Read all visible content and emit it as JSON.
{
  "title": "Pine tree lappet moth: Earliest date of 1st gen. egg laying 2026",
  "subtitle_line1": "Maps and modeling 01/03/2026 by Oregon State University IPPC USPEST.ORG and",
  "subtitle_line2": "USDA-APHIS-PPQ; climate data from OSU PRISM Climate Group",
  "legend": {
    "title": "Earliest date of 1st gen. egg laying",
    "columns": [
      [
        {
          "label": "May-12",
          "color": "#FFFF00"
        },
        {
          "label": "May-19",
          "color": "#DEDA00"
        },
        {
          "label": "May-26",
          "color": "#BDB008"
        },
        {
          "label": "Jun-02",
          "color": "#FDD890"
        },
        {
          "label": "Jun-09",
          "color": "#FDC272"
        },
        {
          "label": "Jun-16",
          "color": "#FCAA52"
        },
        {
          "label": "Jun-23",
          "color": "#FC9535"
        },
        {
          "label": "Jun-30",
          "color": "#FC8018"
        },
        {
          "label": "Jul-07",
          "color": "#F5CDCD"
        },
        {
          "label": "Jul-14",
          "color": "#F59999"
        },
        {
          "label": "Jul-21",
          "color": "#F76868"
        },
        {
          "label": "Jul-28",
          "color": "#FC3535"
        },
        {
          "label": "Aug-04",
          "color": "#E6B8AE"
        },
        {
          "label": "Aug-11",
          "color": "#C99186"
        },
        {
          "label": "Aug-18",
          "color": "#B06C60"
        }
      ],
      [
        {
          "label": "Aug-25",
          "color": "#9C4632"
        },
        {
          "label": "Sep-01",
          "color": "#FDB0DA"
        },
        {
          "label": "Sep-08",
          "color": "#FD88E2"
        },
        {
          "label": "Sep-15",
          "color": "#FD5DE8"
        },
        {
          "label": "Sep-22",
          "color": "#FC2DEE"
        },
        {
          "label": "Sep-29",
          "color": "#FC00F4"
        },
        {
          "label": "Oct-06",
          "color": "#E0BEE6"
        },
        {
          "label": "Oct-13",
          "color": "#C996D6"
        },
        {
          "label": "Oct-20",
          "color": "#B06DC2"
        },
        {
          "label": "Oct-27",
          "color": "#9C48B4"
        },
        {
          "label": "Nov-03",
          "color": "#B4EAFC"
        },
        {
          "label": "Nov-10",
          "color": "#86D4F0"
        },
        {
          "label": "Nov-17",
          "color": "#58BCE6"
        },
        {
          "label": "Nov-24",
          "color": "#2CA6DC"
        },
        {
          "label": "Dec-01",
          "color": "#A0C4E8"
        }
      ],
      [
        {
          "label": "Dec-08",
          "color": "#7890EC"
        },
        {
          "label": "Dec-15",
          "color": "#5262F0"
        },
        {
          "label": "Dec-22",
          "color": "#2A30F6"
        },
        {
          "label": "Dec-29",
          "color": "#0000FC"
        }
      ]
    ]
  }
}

========

▶ _YOUR INSTRUCTIONS_:
Reproduce the data, keeping every line exactly the same.

▶ _TASK OUTPUT_:
Read all visible content and emit it as JSON.
{
  "title": "Pine tree lappet moth: Earliest date of 1st gen. egg laying 2026",
  "subtitle_line1": "Maps and modeling 01/03/2026 by Oregon State University IPPC USPEST.ORG and",
  "subtitle_line2": "USDA-APHIS-PPQ; climate data from OSU PRISM Climate Group",
  "legend": {
    "title": "Earliest date of 1st gen. egg laying",
    "columns": [
      [
        {
          "label": "May-12",
          "color": "#FFFF00"
        },
        {
          "label": "May-19",
          "color": "#DEDA00"
        },
        {
          "label": "May-26",
          "color": "#BDB008"
        },
        {
          "label": "Jun-02",
          "color": "#FDD890"
        },
        {
          "label": "Jun-09",
          "color": "#FDC272"
        },
        {
          "label": "Jun-16",
          "color": "#FCAA52"
        },
        {
          "label": "Jun-23",
          "color": "#FC9535"
        },
        {
          "label": "Jun-30",
          "color": "#FC8018"
        },
        {
          "label": "Jul-07",
          "color": "#F5CDCD"
        },
        {
          "label": "Jul-14",
          "color": "#F59999"
        },
        {
          "label": "Jul-21",
          "color": "#F76868"
        },
        {
          "label": "Jul-28",
          "color": "#FC3535"
        },
        {
          "label": "Aug-04",
          "color": "#E6B8AE"
        },
        {
          "label": "Aug-11",
          "color": "#C99186"
        },
        {
          "label": "Aug-18",
          "color": "#B06C60"
        }
      ],
      [
        {
          "label": "Aug-25",
          "color": "#9C4632"
        },
        {
          "label": "Sep-01",
          "color": "#FDB0DA"
        },
        {
          "label": "Sep-08",
          "color": "#FD88E2"
        },
        {
          "label": "Sep-15",
          "color": "#FD5DE8"
        },
        {
          "label": "Sep-22",
          "color": "#FC2DEE"
        },
        {
          "label": "Sep-29",
          "color": "#FC00F4"
        },
        {
          "label": "Oct-06",
          "color": "#E0BEE6"
        },
        {
          "label": "Oct-13",
          "color": "#C996D6"
        },
        {
          "label": "Oct-20",
          "color": "#B06DC2"
        },
        {
          "label": "Oct-27",
          "color": "#9C48B4"
        },
        {
          "label": "Nov-03",
          "color": "#B4EAFC"
        },
        {
          "label": "Nov-10",
          "color": "#86D4F0"
        },
        {
          "label": "Nov-17",
          "color": "#58BCE6"
        },
        {
          "label": "Nov-24",
          "color": "#2CA6DC"
        },
        {
          "label": "Dec-01",
          "color": "#A0C4E8"
        }
      ],
      [
        {
          "label": "Dec-08",
          "color": "#7890EC"
        },
        {
          "label": "Dec-15",
          "color": "#5262F0"
        },
        {
          "label": "Dec-22",
          "color": "#2A30F6"
        },
        {
          "label": "Dec-29",
          "color": "#0000FC"
        }
      ]
    ]
  }
}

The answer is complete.